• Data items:

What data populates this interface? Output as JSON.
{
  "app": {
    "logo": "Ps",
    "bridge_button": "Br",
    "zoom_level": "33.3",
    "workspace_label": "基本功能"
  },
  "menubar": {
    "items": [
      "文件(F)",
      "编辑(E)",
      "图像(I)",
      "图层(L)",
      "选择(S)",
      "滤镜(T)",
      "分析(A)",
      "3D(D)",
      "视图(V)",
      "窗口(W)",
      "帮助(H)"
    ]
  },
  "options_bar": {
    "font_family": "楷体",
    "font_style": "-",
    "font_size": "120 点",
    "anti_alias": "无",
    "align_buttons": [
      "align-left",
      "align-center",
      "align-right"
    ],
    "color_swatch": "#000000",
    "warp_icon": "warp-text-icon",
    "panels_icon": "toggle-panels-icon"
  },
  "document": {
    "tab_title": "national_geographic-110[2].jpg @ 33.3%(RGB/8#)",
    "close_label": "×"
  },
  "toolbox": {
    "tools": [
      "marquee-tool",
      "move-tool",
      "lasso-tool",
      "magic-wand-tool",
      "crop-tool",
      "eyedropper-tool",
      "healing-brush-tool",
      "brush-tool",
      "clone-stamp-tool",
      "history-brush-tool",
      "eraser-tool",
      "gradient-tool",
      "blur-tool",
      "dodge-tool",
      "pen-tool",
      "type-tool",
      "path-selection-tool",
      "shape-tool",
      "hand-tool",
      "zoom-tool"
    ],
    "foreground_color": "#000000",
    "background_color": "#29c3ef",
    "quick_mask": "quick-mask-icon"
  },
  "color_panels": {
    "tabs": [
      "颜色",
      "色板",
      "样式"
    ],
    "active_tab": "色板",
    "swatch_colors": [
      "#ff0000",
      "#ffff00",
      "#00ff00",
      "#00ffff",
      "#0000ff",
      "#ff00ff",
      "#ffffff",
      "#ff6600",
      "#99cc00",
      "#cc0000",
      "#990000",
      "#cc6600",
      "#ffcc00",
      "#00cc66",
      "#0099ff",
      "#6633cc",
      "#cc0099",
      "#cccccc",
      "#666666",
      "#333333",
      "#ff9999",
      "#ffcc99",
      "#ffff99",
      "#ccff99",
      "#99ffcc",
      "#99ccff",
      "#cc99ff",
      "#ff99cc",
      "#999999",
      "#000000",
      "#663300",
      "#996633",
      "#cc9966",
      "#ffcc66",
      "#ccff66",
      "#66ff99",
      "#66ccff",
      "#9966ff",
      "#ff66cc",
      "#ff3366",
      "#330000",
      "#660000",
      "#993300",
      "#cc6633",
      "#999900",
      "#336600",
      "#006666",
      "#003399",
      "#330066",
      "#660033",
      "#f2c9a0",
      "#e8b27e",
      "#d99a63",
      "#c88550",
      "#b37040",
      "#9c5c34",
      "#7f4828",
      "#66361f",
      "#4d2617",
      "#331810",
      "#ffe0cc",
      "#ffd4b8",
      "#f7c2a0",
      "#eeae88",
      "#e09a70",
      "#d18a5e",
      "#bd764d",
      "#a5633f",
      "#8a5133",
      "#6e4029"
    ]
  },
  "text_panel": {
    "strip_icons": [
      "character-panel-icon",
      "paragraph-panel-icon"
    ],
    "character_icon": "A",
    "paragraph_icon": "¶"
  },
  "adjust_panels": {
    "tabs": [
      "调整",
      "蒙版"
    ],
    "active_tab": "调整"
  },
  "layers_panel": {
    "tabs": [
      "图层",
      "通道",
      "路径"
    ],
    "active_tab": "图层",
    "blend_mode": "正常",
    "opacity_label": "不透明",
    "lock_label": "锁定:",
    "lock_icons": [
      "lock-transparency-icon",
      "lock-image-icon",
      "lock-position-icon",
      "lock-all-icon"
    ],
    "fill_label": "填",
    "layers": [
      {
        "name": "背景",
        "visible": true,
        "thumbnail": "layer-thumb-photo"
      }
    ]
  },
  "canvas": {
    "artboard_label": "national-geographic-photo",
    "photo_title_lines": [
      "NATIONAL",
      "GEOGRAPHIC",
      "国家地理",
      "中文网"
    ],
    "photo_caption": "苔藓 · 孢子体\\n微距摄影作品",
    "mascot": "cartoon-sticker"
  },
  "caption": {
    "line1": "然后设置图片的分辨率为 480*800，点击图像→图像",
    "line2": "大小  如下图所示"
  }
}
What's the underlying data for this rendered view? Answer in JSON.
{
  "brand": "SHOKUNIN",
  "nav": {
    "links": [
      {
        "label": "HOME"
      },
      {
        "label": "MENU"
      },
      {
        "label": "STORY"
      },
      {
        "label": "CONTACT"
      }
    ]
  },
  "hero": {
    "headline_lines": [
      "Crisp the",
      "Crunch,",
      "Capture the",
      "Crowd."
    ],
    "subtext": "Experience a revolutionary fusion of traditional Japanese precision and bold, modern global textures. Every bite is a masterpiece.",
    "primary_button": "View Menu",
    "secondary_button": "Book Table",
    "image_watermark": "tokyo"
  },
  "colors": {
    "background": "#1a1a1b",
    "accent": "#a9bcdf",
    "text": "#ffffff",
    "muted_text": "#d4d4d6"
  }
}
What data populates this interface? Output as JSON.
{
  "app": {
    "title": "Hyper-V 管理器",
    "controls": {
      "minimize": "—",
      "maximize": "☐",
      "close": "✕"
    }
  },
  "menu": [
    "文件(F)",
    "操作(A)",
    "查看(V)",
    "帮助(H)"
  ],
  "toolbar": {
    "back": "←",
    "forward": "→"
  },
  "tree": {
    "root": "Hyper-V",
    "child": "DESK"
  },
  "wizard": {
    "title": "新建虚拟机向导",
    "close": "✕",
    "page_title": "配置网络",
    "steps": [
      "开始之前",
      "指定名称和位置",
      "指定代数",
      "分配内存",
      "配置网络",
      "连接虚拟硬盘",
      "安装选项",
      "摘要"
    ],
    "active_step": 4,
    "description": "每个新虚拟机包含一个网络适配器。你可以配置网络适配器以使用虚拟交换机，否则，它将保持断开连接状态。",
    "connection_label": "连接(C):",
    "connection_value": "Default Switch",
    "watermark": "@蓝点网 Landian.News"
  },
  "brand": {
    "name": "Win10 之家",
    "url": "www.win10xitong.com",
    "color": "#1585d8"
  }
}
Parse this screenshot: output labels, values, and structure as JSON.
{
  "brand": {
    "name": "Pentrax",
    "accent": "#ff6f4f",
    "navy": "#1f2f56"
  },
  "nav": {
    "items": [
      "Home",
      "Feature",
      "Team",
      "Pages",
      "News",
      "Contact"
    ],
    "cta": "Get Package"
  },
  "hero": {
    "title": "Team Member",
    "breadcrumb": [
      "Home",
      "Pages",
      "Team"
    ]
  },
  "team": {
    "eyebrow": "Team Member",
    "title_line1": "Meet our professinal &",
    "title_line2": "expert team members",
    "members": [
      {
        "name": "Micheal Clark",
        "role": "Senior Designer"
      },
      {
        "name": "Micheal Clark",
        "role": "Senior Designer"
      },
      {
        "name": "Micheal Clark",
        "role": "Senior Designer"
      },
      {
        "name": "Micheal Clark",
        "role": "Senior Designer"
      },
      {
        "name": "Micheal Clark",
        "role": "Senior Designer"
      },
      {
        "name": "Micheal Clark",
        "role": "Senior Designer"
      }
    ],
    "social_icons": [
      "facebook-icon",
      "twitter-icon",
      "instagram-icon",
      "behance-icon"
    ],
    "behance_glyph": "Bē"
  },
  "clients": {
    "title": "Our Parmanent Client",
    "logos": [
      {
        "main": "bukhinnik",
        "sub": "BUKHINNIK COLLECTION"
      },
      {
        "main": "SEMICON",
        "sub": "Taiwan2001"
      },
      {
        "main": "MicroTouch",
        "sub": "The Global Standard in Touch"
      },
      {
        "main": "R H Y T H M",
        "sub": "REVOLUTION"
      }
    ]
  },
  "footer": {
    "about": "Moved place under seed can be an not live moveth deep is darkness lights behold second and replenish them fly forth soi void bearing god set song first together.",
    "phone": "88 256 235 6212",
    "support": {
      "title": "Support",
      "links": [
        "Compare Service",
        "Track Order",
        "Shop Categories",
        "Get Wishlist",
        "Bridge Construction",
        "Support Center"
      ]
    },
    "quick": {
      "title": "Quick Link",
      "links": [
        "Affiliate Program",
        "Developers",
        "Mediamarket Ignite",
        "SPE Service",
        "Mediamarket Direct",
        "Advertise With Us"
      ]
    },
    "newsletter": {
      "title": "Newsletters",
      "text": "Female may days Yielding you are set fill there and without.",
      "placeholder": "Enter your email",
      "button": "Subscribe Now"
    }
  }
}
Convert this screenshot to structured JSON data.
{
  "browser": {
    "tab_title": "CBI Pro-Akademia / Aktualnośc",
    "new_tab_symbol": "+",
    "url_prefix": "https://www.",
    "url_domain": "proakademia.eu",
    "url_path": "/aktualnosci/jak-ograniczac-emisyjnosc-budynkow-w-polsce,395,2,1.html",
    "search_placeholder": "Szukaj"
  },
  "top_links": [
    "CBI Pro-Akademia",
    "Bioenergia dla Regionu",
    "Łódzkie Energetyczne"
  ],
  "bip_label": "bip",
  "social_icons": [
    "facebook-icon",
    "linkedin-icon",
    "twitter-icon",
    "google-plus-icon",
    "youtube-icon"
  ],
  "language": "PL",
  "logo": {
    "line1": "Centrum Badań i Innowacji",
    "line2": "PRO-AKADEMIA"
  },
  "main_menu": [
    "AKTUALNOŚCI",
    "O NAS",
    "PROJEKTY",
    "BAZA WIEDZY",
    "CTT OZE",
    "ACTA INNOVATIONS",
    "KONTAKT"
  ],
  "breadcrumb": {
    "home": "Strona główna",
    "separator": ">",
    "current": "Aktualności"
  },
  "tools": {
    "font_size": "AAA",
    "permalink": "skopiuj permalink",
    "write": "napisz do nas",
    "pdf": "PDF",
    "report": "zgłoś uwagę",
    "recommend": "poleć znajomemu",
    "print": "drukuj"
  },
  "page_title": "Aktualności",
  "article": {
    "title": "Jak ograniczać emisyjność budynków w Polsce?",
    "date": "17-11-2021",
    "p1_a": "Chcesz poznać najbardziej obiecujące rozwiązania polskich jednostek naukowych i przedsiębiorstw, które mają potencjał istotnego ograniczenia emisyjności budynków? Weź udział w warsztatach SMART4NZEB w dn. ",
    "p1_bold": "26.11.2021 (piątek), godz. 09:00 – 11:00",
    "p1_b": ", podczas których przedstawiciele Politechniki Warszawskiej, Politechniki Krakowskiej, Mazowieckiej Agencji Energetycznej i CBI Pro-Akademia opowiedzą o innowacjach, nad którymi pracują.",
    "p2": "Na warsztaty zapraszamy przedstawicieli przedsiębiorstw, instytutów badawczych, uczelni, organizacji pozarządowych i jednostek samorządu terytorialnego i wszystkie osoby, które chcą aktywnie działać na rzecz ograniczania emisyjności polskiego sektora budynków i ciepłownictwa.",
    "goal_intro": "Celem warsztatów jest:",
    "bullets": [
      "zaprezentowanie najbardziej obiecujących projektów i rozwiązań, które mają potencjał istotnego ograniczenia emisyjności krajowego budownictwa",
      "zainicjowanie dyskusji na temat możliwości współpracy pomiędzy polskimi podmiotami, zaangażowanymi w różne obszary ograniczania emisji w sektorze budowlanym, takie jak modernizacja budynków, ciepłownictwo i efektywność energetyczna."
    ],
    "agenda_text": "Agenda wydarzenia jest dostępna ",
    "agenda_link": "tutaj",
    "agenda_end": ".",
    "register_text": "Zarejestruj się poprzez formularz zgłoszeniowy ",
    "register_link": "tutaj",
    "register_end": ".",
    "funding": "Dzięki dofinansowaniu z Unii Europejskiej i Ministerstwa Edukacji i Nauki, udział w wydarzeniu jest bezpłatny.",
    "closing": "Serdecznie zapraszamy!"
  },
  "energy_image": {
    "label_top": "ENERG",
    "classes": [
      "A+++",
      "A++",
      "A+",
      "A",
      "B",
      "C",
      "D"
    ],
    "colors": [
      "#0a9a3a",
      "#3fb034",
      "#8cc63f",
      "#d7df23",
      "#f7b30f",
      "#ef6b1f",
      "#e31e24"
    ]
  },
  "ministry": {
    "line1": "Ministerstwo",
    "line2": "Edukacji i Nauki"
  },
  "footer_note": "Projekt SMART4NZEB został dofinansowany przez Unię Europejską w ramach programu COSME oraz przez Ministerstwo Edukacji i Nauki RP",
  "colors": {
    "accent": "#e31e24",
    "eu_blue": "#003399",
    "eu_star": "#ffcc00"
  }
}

• WHAT NEEDS TO BE DONE: Select all lines in the listing above where the word "jednostek" appears, and show them.

• TASK RESPONSE:
    "p1_a": "Chcesz poznać najbardziej obiecujące rozwiązania polskich jednostek naukowych i przedsiębiorstw, które mają potencjał istotnego ograniczenia emisyjności budynków? Weź udział w warsztatach SMART4NZEB w dn. ",
    "p2": "Na warsztaty zapraszamy przedstawicieli przedsiębiorstw, instytutów badawczych, uczelni, organizacji pozarządowych i jednostek samorządu terytorialnego i wszystkie osoby, które chcą aktywnie działać na rzecz ograniczania emisyjności polskiego sektora budynków i ciepłownictwa.",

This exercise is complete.